> [Exercise instructions] Give all the lines below again, exactly, with no pictures.

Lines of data
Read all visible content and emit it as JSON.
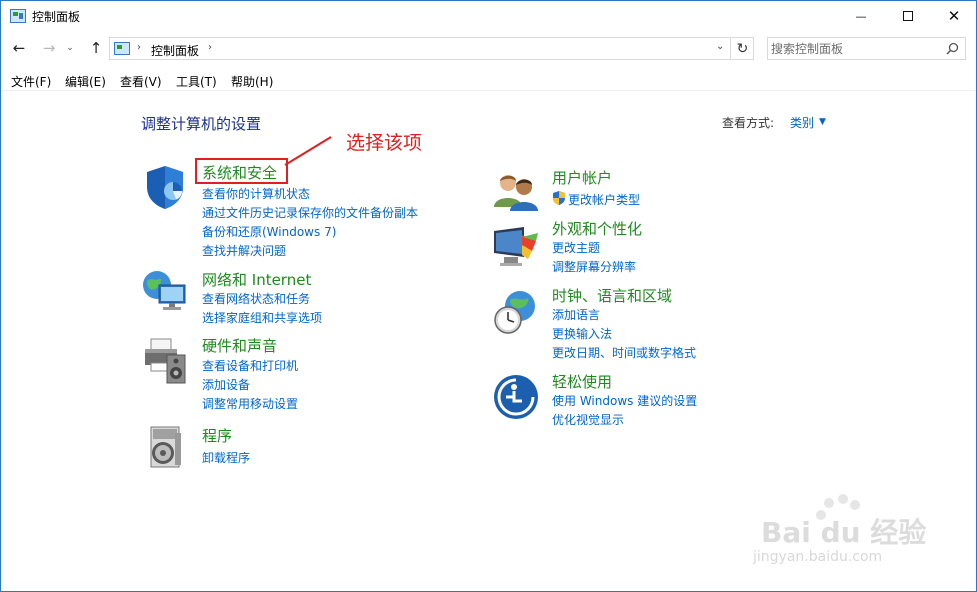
{
  "window": {
    "title": "控制面板",
    "minimize_glyph": "—",
    "close_glyph": "✕"
  },
  "nav": {
    "back_glyph": "←",
    "forward_glyph": "→",
    "recent_glyph": "⌄",
    "up_glyph": "↑",
    "breadcrumb": "控制面板",
    "separator": "›",
    "dropdown_glyph": "⌄",
    "refresh_glyph": "↻",
    "search_placeholder": "搜索控制面板"
  },
  "menu": {
    "items": [
      "文件(F)",
      "编辑(E)",
      "查看(V)",
      "工具(T)",
      "帮助(H)"
    ]
  },
  "main": {
    "title": "调整计算机的设置",
    "viewby_label": "查看方式:",
    "viewby_value": "类别",
    "viewby_arrow": "▼"
  },
  "annotation": {
    "text": "选择该项",
    "color": "#e02020"
  },
  "categories": [
    {
      "title": "系统和安全",
      "icon": "shield-icon",
      "links": [
        "查看你的计算机状态",
        "通过文件历史记录保存你的文件备份副本",
        "备份和还原(Windows 7)",
        "查找并解决问题"
      ]
    },
    {
      "title": "网络和 Internet",
      "icon": "network-icon",
      "links": [
        "查看网络状态和任务",
        "选择家庭组和共享选项"
      ]
    },
    {
      "title": "硬件和声音",
      "icon": "printer-icon",
      "links": [
        "查看设备和打印机",
        "添加设备",
        "调整常用移动设置"
      ]
    },
    {
      "title": "程序",
      "icon": "programs-icon",
      "links": [
        "卸载程序"
      ]
    },
    {
      "title": "用户帐户",
      "icon": "users-icon",
      "links": [
        "更改帐户类型"
      ]
    },
    {
      "title": "外观和个性化",
      "icon": "display-icon",
      "links": [
        "更改主题",
        "调整屏幕分辨率"
      ]
    },
    {
      "title": "时钟、语言和区域",
      "icon": "clock-globe-icon",
      "links": [
        "添加语言",
        "更换输入法",
        "更改日期、时间或数字格式"
      ]
    },
    {
      "title": "轻松使用",
      "icon": "ease-of-access-icon",
      "links": [
        "使用 Windows 建议的设置",
        "优化视觉显示"
      ]
    }
  ],
  "watermark": {
    "text": "Bai du 经验",
    "url": "jingyan.baidu.com"
  },
  "colors": {
    "category_title": "#1f8a1f",
    "link": "#0066cc",
    "page_title": "#1e3287"
  }
}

> [Reply]
Read all visible content and emit it as JSON.
{
  "window": {
    "title": "控制面板",
    "minimize_glyph": "—",
    "close_glyph": "✕"
  },
  "nav": {
    "back_glyph": "←",
    "forward_glyph": "→",
    "recent_glyph": "⌄",
    "up_glyph": "↑",
    "breadcrumb": "控制面板",
    "separator": "›",
    "dropdown_glyph": "⌄",
    "refresh_glyph": "↻",
    "search_placeholder": "搜索控制面板"
  },
  "menu": {
    "items": [
      "文件(F)",
      "编辑(E)",
      "查看(V)",
      "工具(T)",
      "帮助(H)"
    ]
  },
  "main": {
    "title": "调整计算机的设置",
    "viewby_label": "查看方式:",
    "viewby_value": "类别",
    "viewby_arrow": "▼"
  },
  "annotation": {
    "text": "选择该项",
    "color": "#e02020"
  },
  "categories": [
    {
      "title": "系统和安全",
      "icon": "shield-icon",
      "links": [
        "查看你的计算机状态",
        "通过文件历史记录保存你的文件备份副本",
        "备份和还原(Windows 7)",
        "查找并解决问题"
      ]
    },
    {
      "title": "网络和 Internet",
      "icon": "network-icon",
      "links": [
        "查看网络状态和任务",
        "选择家庭组和共享选项"
      ]
    },
    {
      "title": "硬件和声音",
      "icon": "printer-icon",
      "links": [
        "查看设备和打印机",
        "添加设备",
        "调整常用移动设置"
      ]
    },
    {
      "title": "程序",
      "icon": "programs-icon",
      "links": [
        "卸载程序"
      ]
    },
    {
      "title": "用户帐户",
      "icon": "users-icon",
      "links": [
        "更改帐户类型"
      ]
    },
    {
      "title": "外观和个性化",
      "icon": "display-icon",
      "links": [
        "更改主题",
        "调整屏幕分辨率"
      ]
    },
    {
      "title": "时钟、语言和区域",
      "icon": "clock-globe-icon",
      "links": [
        "添加语言",
        "更换输入法",
        "更改日期、时间或数字格式"
      ]
    },
    {
      "title": "轻松使用",
      "icon": "ease-of-access-icon",
      "links": [
        "使用 Windows 建议的设置",
        "优化视觉显示"
      ]
    }
  ],
  "watermark": {
    "text": "Bai du 经验",
    "url": "jingyan.baidu.com"
  },
  "colors": {
    "category_title": "#1f8a1f",
    "link": "#0066cc",
    "page_title": "#1e3287"
  }
}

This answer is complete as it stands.